[INSTRUCTIONS TO FOLLOW]: Which lines hold the word "desktop"? Copy each one.

Dataset items:
★ ★ ★ ★ ★ ★ ★

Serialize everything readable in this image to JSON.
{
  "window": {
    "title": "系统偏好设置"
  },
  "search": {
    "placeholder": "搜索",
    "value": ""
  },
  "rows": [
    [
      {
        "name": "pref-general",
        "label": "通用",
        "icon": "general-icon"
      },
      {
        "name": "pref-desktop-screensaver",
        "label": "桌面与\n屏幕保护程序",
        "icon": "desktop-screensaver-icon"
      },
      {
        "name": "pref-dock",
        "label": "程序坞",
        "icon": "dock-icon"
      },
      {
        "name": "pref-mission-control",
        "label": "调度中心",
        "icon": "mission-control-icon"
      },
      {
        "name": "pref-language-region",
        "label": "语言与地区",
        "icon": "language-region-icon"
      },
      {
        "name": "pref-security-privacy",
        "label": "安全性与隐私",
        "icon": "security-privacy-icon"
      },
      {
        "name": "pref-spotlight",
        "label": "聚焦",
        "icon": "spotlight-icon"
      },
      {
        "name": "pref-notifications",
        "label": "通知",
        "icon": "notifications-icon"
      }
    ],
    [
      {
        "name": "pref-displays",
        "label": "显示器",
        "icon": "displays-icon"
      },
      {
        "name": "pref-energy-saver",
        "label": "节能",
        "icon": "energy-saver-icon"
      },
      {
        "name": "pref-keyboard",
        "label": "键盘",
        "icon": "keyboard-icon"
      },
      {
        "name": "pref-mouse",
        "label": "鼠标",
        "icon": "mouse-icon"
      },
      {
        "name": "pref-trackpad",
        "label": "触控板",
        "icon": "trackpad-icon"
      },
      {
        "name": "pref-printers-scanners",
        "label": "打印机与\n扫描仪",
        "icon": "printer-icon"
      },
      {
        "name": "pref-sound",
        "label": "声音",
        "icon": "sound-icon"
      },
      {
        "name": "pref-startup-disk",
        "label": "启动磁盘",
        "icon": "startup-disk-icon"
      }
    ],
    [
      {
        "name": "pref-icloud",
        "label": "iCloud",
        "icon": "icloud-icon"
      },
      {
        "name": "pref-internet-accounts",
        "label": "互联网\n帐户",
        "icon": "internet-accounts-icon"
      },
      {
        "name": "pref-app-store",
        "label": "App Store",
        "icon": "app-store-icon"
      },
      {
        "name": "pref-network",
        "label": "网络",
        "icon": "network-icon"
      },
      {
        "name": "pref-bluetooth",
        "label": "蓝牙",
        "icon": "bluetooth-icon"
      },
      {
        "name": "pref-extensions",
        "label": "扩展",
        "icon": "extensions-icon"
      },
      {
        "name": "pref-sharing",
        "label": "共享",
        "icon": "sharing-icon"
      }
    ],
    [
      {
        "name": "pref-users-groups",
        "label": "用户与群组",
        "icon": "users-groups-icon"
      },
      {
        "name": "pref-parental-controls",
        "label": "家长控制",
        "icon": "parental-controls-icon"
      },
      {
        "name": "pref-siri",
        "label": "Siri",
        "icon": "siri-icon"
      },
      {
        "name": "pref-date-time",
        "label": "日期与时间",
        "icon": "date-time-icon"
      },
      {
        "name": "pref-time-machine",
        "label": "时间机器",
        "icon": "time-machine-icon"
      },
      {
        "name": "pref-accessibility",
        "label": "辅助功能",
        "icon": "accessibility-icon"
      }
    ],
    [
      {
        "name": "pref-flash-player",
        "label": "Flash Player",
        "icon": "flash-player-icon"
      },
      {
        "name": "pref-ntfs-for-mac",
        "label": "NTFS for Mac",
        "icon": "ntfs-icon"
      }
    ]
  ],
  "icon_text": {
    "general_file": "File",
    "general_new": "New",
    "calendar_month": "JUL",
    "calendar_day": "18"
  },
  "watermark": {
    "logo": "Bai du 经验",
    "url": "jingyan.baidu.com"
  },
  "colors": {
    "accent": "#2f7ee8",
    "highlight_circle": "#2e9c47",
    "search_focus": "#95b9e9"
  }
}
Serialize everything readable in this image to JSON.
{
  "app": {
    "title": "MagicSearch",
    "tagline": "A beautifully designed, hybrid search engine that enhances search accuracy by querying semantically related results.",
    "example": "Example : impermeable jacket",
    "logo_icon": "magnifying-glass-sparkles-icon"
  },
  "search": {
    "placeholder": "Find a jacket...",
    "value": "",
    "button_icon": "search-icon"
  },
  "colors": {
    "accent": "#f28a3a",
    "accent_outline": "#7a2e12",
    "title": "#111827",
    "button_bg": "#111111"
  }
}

★ ★ ★ ★ ★ ★ ★

[WRITTEN SOLUTION]:
        "name": "pref-desktop-screensaver",
        "icon": "desktop-screensaver-icon"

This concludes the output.